## Your instructions
The entries need to be copied exactly.

BEGIN Records provided

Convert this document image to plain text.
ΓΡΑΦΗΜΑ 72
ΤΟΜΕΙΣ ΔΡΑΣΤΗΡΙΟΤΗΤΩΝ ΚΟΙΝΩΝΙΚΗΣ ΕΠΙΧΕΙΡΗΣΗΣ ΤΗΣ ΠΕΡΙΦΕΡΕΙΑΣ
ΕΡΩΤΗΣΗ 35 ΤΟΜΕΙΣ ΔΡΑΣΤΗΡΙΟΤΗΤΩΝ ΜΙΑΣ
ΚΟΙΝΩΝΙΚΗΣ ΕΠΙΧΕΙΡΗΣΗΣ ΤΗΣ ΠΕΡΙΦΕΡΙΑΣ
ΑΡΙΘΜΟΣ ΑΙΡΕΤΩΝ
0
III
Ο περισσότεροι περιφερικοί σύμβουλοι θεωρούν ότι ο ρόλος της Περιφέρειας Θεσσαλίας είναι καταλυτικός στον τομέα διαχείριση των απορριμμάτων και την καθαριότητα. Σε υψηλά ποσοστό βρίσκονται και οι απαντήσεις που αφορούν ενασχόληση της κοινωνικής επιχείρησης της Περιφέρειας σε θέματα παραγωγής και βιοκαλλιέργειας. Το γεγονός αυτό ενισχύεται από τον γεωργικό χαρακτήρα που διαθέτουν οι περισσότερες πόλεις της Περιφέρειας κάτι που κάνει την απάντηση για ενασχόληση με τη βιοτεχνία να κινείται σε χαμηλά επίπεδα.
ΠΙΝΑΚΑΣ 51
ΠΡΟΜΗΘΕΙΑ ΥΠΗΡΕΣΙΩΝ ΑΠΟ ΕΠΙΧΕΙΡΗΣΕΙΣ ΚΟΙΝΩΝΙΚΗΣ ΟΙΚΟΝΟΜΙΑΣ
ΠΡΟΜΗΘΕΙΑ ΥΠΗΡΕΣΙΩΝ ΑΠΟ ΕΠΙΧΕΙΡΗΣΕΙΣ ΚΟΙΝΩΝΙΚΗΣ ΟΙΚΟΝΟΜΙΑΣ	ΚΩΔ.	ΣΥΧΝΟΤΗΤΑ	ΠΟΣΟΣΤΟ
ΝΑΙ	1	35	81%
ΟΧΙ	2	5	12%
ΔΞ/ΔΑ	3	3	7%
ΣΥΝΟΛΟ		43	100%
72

END Records provided

## Response to the task
Convert this document image to plain text.
ΓΡΑΦΗΜΑ 72
ΤΟΜΕΙΣ ΔΡΑΣΤΗΡΙΟΤΗΤΩΝ ΚΟΙΝΩΝΙΚΗΣ ΕΠΙΧΕΙΡΗΣΗΣ ΤΗΣ ΠΕΡΙΦΕΡΕΙΑΣ
ΕΡΩΤΗΣΗ 35 ΤΟΜΕΙΣ ΔΡΑΣΤΗΡΙΟΤΗΤΩΝ ΜΙΑΣ
ΚΟΙΝΩΝΙΚΗΣ ΕΠΙΧΕΙΡΗΣΗΣ ΤΗΣ ΠΕΡΙΦΕΡΙΑΣ
ΑΡΙΘΜΟΣ ΑΙΡΕΤΩΝ
0
III
Ο περισσότεροι περιφερικοί σύμβουλοι θεωρούν ότι ο ρόλος της Περιφέρειας Θεσσαλίας είναι καταλυτικός στον τομέα διαχείριση των απορριμμάτων και την καθαριότητα. Σε υψηλά ποσοστό βρίσκονται και οι απαντήσεις που αφορούν ενασχόληση της κοινωνικής επιχείρησης της Περιφέρειας σε θέματα παραγωγής και βιοκαλλιέργειας. Το γεγονός αυτό ενισχύεται από τον γεωργικό χαρακτήρα που διαθέτουν οι περισσότερες πόλεις της Περιφέρειας κάτι που κάνει την απάντηση για ενασχόληση με τη βιοτεχνία να κινείται σε χαμηλά επίπεδα.
ΠΙΝΑΚΑΣ 51
ΠΡΟΜΗΘΕΙΑ ΥΠΗΡΕΣΙΩΝ ΑΠΟ ΕΠΙΧΕΙΡΗΣΕΙΣ ΚΟΙΝΩΝΙΚΗΣ ΟΙΚΟΝΟΜΙΑΣ
ΠΡΟΜΗΘΕΙΑ ΥΠΗΡΕΣΙΩΝ ΑΠΟ ΕΠΙΧΕΙΡΗΣΕΙΣ ΚΟΙΝΩΝΙΚΗΣ ΟΙΚΟΝΟΜΙΑΣ	ΚΩΔ.	ΣΥΧΝΟΤΗΤΑ	ΠΟΣΟΣΤΟ
ΝΑΙ	1	35	81%
ΟΧΙ	2	5	12%
ΔΞ/ΔΑ	3	3	7%
ΣΥΝΟΛΟ		43	100%
72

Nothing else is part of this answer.